==== MATERIAL FOR THIS TASK ====

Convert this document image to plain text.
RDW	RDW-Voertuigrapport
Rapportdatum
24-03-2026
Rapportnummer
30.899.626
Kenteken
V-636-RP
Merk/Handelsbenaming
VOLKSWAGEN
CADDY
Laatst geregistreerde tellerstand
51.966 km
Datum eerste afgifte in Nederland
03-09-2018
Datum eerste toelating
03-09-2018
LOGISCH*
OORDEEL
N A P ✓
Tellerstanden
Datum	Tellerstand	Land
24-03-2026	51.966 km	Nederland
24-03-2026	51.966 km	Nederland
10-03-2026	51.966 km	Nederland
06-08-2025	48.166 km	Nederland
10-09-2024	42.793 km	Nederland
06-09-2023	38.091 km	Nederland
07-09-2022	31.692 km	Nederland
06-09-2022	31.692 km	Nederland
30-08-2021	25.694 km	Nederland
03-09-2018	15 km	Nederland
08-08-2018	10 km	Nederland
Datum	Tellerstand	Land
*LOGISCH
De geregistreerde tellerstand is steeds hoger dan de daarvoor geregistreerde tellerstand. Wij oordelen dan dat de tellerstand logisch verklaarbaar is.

====

→ **WHAT TO DO**:
Copy out every line of the material above that mentions the word "geregistreerde".

→ **OUTPUT FOR THIS TASK**:
Laatst geregistreerde tellerstand
De geregistreerde tellerstand is steeds hoger dan de daarvoor geregistreerde tellerstand. Wij oordelen dan dat de tellerstand logisch verklaarbaar is.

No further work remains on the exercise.